**To-do list:**
**1.** In the KTM 790 Adventure review, quote the passage from "With 18 consecutive" to "demanding off-road riders.".
**2.** Answer these questions from the KTM 790 Adventure review:
(a) How many consecutive Dakar victories does KTM have?
(b) What wet weight did Rider's scales measure for the 790s?
(c) What crankpin offset does the LC8c engine use?

2019 KTM 790 Adventure/R | First Ride Review

KTM 790 Adventure R
According to KTM, the new-for-2019 790 Adventure was designed to be the most off-road capable touring bike and the 790 Adventure R (shown above) was designed to be the most touring capable off-road bike. (Photos by Sebas Romero & Marco Campelli)

We’re streaking across the northern edge of the Sahara Desert, following a meandering two-track road that’s a mix of sand, gravel and hardpack. The riders ahead are within sight, but I hang back to let the dust clear and keep an eye out for sudden drop-offs or sharp turns. The herd of camels we pass couldn’t care less about our noisy caravan of bright-orange KTMs. Again and again, as the road dips to cross sand washes, nearly 10 inches of well-calibrated suspension take the gravity drops in stride and a light tug on the handlebar lofts the front wheel over rises on the far side. By the end of the day, our route will have taken us more than a hundred miles across wide-open flats, over and around ancient limestone formations and into the golden sands of the Erg Chebbi dunes.

KTM 790 Adventure R
Erg Chebbi is one of several dune fields in Morocco formed by wind-blown sand. The KTM 790 Adventure R’s combination of (relatively) light weight and responsive power help it charge through the deep, soft sand.

With 18 consecutive Dakar victories, KTM has been stoking desert rally fantasies for years. So where better to showcase its new 790 Adventure and 790 Adventure R, which were developed alongside its 450cc rally racer, than Erfoud, Morocco, home of the Merzouga Rally and training grounds for KTM’s race team. For those who don’t want or need the size, weight and triple-digit horsepower of an open-class ADV bike, KTM’s 790 Adventures provide a smaller, lighter alternative, with both models designed to be highly capable off-road yet comfortable and versatile enough for long-distance touring. Built on a common platform, the 790 Adventure is aimed at general adventure-touring enthusiasts while the taller, higher-spec 790 Adventure R is geared towards more demanding off-road riders.

KTM 790 Adventure
Compared to the R, the standard KTM 790 Adventure has less suspension travel and adjustability, a lower dual-height seat, a taller windscreen, more street-biased tires and no Rally mode.

Weighing 469 pounds wet (as measured on Rider‘s scales), the 790s are much lighter than their 800cc counterparts from BMW and Triumph. Contributing to their low weight is the 799cc, liquid-cooled, DOHC LC8c parallel twin that also powers the 790 Duke sportbike. Its compact dimensions and vertically stacked gearbox allow for a short wheelbase, a traction-enhancing long swingarm and a moderate seat height. Dual counterbalancers keep vibration at bay while a 75-degree crankpin offset and 435-degree firing order produce the sound and feel of a V-twin. As a stressed member of the tubular chrome-moly steel frame, the LC8c saves weight and contributes to chassis stiffness. Further weight savings come from the engine’s high-pressure cast aluminum cases, lightweight camshaft, Nikasil-coated aluminum cylinders, forged pistons with DLC-coated pins and low-mass crankshaft.

KTM 790 Adventure LC8c parallel twin engine
KTM’s first parallel twin, the LC8c is light, compact and tuned for strong low to midrange torque.

Dataset records
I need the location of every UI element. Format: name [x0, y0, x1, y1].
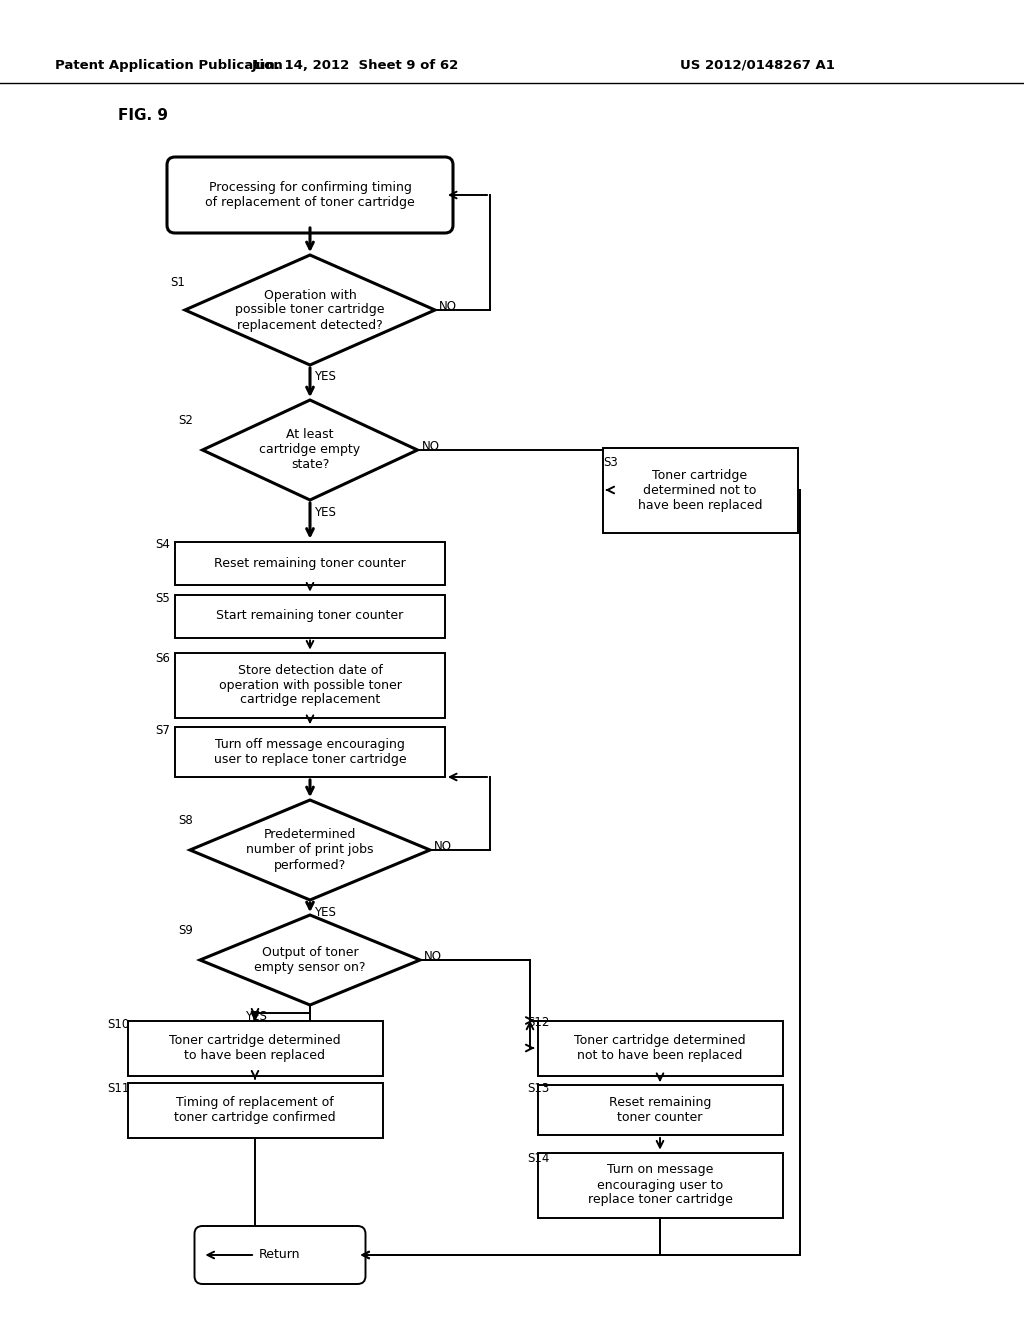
Bar	[175, 727, 445, 777]
Text: S6: S6	[155, 652, 170, 664]
Text: Operation with
possible toner cartridge
replacement detected?: Operation with possible toner cartridge …	[236, 289, 385, 331]
Bar	[175, 594, 445, 638]
Text: FIG. 9: FIG. 9	[118, 107, 168, 123]
Text: At least
cartridge empty
state?: At least cartridge empty state?	[259, 429, 360, 471]
Text: Processing for confirming timing
of replacement of toner cartridge: Processing for confirming timing of repl…	[205, 181, 415, 209]
Text: S5: S5	[155, 591, 170, 605]
Text: S14: S14	[527, 1151, 549, 1164]
Polygon shape	[203, 400, 418, 500]
Text: S9: S9	[178, 924, 193, 936]
Polygon shape	[190, 800, 430, 900]
Text: NO: NO	[434, 840, 452, 853]
Bar	[538, 1020, 782, 1076]
Text: S1: S1	[170, 276, 185, 289]
Text: S4: S4	[155, 539, 170, 552]
Text: Start remaining toner counter: Start remaining toner counter	[216, 610, 403, 623]
Text: Turn on message
encouraging user to
replace toner cartridge: Turn on message encouraging user to repl…	[588, 1163, 732, 1206]
Bar	[538, 1152, 782, 1217]
Text: NO: NO	[422, 440, 439, 453]
Text: Reset remaining toner counter: Reset remaining toner counter	[214, 557, 406, 569]
Text: NO: NO	[424, 949, 442, 962]
Text: Toner cartridge determined
to have been replaced: Toner cartridge determined to have been …	[169, 1034, 341, 1063]
Text: S10: S10	[106, 1019, 129, 1031]
Text: S13: S13	[527, 1081, 549, 1094]
Text: Reset remaining
toner counter: Reset remaining toner counter	[609, 1096, 712, 1125]
Text: Predetermined
number of print jobs
performed?: Predetermined number of print jobs perfo…	[246, 829, 374, 871]
Polygon shape	[185, 255, 435, 366]
Bar	[128, 1082, 383, 1138]
Text: S7: S7	[155, 723, 170, 737]
Text: Timing of replacement of
toner cartridge confirmed: Timing of replacement of toner cartridge…	[174, 1096, 336, 1125]
Polygon shape	[200, 915, 420, 1005]
Text: YES: YES	[314, 506, 336, 519]
Text: S2: S2	[178, 413, 193, 426]
Text: US 2012/0148267 A1: US 2012/0148267 A1	[680, 58, 835, 71]
Bar	[602, 447, 798, 532]
Bar	[175, 652, 445, 718]
Text: Patent Application Publication: Patent Application Publication	[55, 58, 283, 71]
Text: Jun. 14, 2012  Sheet 9 of 62: Jun. 14, 2012 Sheet 9 of 62	[251, 58, 459, 71]
Text: S11: S11	[106, 1081, 129, 1094]
Text: S12: S12	[527, 1015, 549, 1028]
Text: YES: YES	[314, 371, 336, 384]
Text: S3: S3	[603, 455, 617, 469]
FancyBboxPatch shape	[167, 157, 453, 234]
Text: YES: YES	[314, 906, 336, 919]
Text: NO: NO	[439, 300, 457, 313]
FancyBboxPatch shape	[195, 1226, 366, 1284]
Bar	[128, 1020, 383, 1076]
Text: Turn off message encouraging
user to replace toner cartridge: Turn off message encouraging user to rep…	[214, 738, 407, 766]
Text: S8: S8	[178, 813, 193, 826]
Bar	[175, 541, 445, 585]
Text: Toner cartridge determined
not to have been replaced: Toner cartridge determined not to have b…	[574, 1034, 745, 1063]
Text: Output of toner
empty sensor on?: Output of toner empty sensor on?	[254, 946, 366, 974]
Text: Return: Return	[259, 1249, 301, 1262]
Text: YES: YES	[245, 1011, 267, 1023]
Text: Toner cartridge
determined not to
have been replaced: Toner cartridge determined not to have b…	[638, 469, 762, 511]
Text: Store detection date of
operation with possible toner
cartridge replacement: Store detection date of operation with p…	[218, 664, 401, 706]
Bar	[538, 1085, 782, 1135]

**Answers:**
**1.**
With 18 consecutive Dakar victories, KTM has been stoking desert rally fantasies for years. So where better to showcase its new 790 Adventure and 790 Adventure R, which were developed alongside its 450cc rally racer, than Erfoud, Morocco, home of the Merzouga Rally and training grounds for KTM’s race team. For those who don’t want or need the size, weight and triple-digit horsepower of an open-class ADV bike, KTM’s 790 Adventures provide a smaller, lighter alternative, with both models designed to be highly capable off-road yet comfortable and versatile enough for long-distance touring. Built on a common platform, the 790 Adventure is aimed at general adventure-touring enthusiasts while the taller, higher-spec 790 Adventure R is geared towards more demanding off-road riders.

**2.**
(a) 18
(b) 469 pounds
(c) 75 degrees